## Problem details
Report every line below that holds the word "Daily".

## Data in this exercise
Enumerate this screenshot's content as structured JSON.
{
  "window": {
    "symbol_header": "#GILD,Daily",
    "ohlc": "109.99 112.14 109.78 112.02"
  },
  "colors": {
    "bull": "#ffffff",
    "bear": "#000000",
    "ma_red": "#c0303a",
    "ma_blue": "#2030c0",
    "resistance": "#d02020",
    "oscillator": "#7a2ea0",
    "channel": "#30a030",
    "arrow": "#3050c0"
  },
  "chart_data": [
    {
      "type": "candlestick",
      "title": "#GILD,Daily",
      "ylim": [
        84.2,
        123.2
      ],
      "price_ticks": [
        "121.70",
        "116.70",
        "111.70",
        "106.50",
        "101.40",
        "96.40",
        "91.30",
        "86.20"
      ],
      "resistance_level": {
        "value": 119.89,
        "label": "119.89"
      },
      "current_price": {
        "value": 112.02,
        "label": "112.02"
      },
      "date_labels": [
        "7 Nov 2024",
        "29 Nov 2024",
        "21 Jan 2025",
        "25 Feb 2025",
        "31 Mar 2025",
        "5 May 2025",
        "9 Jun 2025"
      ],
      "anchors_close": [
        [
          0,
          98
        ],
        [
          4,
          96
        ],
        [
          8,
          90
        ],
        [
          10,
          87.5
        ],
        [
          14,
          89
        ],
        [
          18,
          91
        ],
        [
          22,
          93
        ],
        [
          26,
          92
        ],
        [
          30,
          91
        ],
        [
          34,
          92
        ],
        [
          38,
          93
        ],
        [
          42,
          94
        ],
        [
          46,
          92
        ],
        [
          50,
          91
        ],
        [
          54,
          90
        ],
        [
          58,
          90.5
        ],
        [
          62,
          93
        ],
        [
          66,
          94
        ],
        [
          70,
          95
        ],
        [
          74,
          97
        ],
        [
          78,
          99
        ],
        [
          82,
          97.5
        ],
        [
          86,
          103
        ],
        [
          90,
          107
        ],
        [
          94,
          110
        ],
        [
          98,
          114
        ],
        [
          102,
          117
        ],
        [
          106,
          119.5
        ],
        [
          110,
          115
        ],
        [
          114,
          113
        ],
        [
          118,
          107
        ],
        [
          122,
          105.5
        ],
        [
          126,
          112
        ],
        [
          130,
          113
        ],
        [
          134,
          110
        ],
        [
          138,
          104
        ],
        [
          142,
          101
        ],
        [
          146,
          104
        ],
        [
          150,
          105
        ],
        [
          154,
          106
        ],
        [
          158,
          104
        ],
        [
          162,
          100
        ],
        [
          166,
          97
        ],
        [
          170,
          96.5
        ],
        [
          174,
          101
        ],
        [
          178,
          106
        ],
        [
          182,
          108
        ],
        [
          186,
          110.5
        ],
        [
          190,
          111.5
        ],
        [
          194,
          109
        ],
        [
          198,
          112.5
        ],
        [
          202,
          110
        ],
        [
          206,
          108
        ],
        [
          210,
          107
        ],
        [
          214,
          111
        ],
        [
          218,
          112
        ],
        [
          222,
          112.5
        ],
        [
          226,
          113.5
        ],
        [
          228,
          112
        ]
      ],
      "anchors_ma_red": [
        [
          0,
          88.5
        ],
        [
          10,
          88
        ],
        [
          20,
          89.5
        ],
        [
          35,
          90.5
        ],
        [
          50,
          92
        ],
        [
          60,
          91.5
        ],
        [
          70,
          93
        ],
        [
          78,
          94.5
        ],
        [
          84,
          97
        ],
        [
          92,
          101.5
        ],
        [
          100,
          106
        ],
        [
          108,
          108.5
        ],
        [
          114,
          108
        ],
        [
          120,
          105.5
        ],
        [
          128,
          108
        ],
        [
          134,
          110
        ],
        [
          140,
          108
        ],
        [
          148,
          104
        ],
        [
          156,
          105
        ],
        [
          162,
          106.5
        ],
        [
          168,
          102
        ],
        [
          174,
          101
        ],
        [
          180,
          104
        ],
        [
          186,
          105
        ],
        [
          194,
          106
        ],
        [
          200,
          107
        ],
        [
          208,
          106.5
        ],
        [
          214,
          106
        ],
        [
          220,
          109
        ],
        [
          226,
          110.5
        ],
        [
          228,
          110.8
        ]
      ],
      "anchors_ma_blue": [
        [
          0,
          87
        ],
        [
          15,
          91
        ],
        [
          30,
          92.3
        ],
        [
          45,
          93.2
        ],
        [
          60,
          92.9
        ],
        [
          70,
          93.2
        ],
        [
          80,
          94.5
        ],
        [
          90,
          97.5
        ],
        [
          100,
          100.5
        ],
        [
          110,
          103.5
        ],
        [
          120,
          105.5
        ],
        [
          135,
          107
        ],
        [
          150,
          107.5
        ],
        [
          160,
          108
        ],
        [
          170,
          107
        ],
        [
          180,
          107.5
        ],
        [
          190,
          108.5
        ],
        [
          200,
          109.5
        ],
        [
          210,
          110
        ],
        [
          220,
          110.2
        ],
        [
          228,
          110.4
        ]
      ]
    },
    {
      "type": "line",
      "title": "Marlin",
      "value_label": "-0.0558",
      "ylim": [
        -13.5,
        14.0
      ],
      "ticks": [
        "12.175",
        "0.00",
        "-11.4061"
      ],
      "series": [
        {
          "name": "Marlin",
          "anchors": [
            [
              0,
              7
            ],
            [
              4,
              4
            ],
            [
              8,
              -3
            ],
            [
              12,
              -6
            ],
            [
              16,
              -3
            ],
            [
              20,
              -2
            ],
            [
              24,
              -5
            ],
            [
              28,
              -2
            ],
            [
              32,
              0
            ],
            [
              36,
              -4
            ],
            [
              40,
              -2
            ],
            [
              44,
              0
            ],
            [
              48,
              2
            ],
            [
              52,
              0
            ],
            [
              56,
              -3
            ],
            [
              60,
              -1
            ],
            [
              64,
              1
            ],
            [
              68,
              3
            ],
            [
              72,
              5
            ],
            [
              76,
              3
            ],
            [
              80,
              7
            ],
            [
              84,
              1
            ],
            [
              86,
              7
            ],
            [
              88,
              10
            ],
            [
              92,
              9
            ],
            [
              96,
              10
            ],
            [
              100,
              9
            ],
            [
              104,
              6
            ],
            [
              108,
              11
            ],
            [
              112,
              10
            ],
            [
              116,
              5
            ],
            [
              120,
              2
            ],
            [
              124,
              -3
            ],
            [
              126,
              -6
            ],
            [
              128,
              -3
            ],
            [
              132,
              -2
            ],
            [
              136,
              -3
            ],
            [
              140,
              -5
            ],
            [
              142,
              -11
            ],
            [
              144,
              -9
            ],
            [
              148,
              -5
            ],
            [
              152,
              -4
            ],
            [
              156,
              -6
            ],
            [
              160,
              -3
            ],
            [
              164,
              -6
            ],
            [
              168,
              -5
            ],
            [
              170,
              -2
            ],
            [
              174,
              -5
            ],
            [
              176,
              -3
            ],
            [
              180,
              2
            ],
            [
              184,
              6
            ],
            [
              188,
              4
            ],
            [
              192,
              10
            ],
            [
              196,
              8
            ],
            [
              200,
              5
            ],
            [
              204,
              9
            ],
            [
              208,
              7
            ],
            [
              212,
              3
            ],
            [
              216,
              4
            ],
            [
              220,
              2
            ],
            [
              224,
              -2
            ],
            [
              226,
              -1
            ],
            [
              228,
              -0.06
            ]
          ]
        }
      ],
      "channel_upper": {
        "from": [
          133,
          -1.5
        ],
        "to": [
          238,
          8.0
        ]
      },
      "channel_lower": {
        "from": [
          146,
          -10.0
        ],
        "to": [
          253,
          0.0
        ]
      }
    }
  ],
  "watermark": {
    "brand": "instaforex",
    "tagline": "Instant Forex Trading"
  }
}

## Full response
    "symbol_header": "#GILD,Daily",
      "title": "#GILD,Daily",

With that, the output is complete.